## Data provided:
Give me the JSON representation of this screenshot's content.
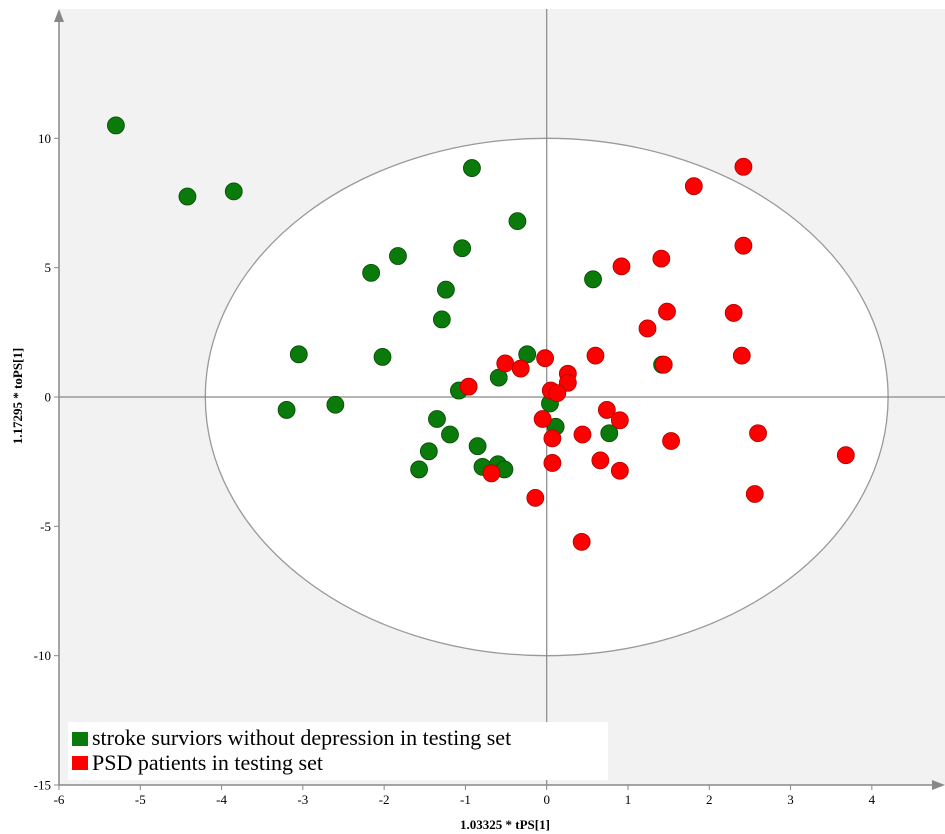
{
  "chart_data": {
    "type": "scatter",
    "xlabel": "1.03325 * tPS[1]",
    "ylabel": "1.17295 * toPS[1]",
    "xlim": [
      -6,
      4.9
    ],
    "ylim": [
      -15,
      15
    ],
    "xticks": [
      -6,
      -5,
      -4,
      -3,
      -2,
      -1,
      0,
      1,
      2,
      3,
      4
    ],
    "yticks": [
      -15,
      -10,
      -5,
      0,
      5,
      10
    ],
    "grid": false,
    "legend_position": "bottom-left",
    "ellipse": {
      "cx": 0,
      "cy": 0,
      "rx": 4.2,
      "ry": 10
    },
    "series": [
      {
        "name": "stroke surviors without depression in testing set",
        "color": "#0a7a0a",
        "points": [
          [
            -5.3,
            10.5
          ],
          [
            -4.42,
            7.75
          ],
          [
            -3.85,
            7.95
          ],
          [
            -0.92,
            8.85
          ],
          [
            -0.36,
            6.8
          ],
          [
            -1.04,
            5.75
          ],
          [
            -1.83,
            5.45
          ],
          [
            -2.16,
            4.8
          ],
          [
            -1.24,
            4.15
          ],
          [
            -1.29,
            3.0
          ],
          [
            0.57,
            4.55
          ],
          [
            -3.05,
            1.65
          ],
          [
            -2.02,
            1.55
          ],
          [
            -0.24,
            1.65
          ],
          [
            -0.59,
            0.75
          ],
          [
            -1.08,
            0.25
          ],
          [
            1.42,
            1.25
          ],
          [
            -3.2,
            -0.5
          ],
          [
            -2.6,
            -0.3
          ],
          [
            0.04,
            -0.25
          ],
          [
            -1.35,
            -0.85
          ],
          [
            0.11,
            -1.15
          ],
          [
            0.77,
            -1.4
          ],
          [
            -1.19,
            -1.45
          ],
          [
            -1.45,
            -2.1
          ],
          [
            -0.85,
            -1.9
          ],
          [
            -1.57,
            -2.8
          ],
          [
            -0.79,
            -2.7
          ],
          [
            -0.6,
            -2.6
          ],
          [
            -0.52,
            -2.8
          ]
        ]
      },
      {
        "name": "PSD patients in testing set",
        "color": "#ff0000",
        "points": [
          [
            2.42,
            8.9
          ],
          [
            1.81,
            8.15
          ],
          [
            2.42,
            5.85
          ],
          [
            1.41,
            5.35
          ],
          [
            0.92,
            5.05
          ],
          [
            1.48,
            3.3
          ],
          [
            2.3,
            3.25
          ],
          [
            1.24,
            2.65
          ],
          [
            0.6,
            1.6
          ],
          [
            2.4,
            1.6
          ],
          [
            1.44,
            1.25
          ],
          [
            -0.51,
            1.3
          ],
          [
            -0.02,
            1.5
          ],
          [
            -0.32,
            1.1
          ],
          [
            -0.96,
            0.4
          ],
          [
            0.26,
            0.9
          ],
          [
            0.26,
            0.55
          ],
          [
            0.05,
            0.25
          ],
          [
            0.13,
            0.15
          ],
          [
            0.74,
            -0.5
          ],
          [
            0.9,
            -0.9
          ],
          [
            -0.05,
            -0.85
          ],
          [
            0.07,
            -1.6
          ],
          [
            0.44,
            -1.45
          ],
          [
            1.53,
            -1.7
          ],
          [
            2.6,
            -1.4
          ],
          [
            3.68,
            -2.25
          ],
          [
            0.66,
            -2.45
          ],
          [
            0.07,
            -2.55
          ],
          [
            0.9,
            -2.85
          ],
          [
            -0.68,
            -2.95
          ],
          [
            -0.14,
            -3.9
          ],
          [
            2.56,
            -3.75
          ],
          [
            0.43,
            -5.6
          ]
        ]
      }
    ]
  }
}
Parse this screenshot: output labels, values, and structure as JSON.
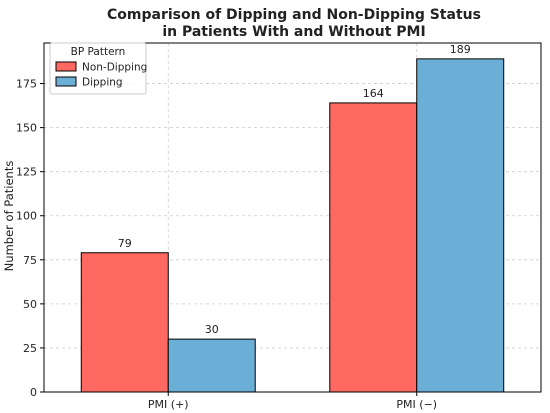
{
  "chart_data": {
    "type": "bar",
    "title_line1": "Comparison of Dipping and Non-Dipping Status",
    "title_line2": "in Patients With and Without PMI",
    "xlabel": "",
    "ylabel": "Number of Patients",
    "categories": [
      "PMI (+)",
      "PMI (−)"
    ],
    "series": [
      {
        "name": "Non-Dipping",
        "values": [
          79,
          164
        ],
        "color": "#ff6961"
      },
      {
        "name": "Dipping",
        "values": [
          30,
          189
        ],
        "color": "#6baed6"
      }
    ],
    "ylim": [
      0,
      198
    ],
    "yticks": [
      0,
      25,
      50,
      75,
      100,
      125,
      150,
      175
    ],
    "grid": true,
    "legend": {
      "title": "BP Pattern",
      "placement": "top-left"
    }
  }
}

## Work request:
Omit the pictures and print again exactly the lines from the one with "Parse this screenshot: output" through the final line of the entries, both ends included.

## Solution to this problem:
Parse this screenshot: output labels, values, and structure as JSON.
{
  "chart_data": {
    "type": "bar",
    "title_line1": "Comparison of Dipping and Non-Dipping Status",
    "title_line2": "in Patients With and Without PMI",
    "xlabel": "",
    "ylabel": "Number of Patients",
    "categories": [
      "PMI (+)",
      "PMI (−)"
    ],
    "series": [
      {
        "name": "Non-Dipping",
        "values": [
          79,
          164
        ],
        "color": "#ff6961"
      },
      {
        "name": "Dipping",
        "values": [
          30,
          189
        ],
        "color": "#6baed6"
      }
    ],
    "ylim": [
      0,
      198
    ],
    "yticks": [
      0,
      25,
      50,
      75,
      100,
      125,
      150,
      175
    ],
    "grid": true,
    "legend": {
      "title": "BP Pattern",
      "placement": "top-left"
    }
  }
}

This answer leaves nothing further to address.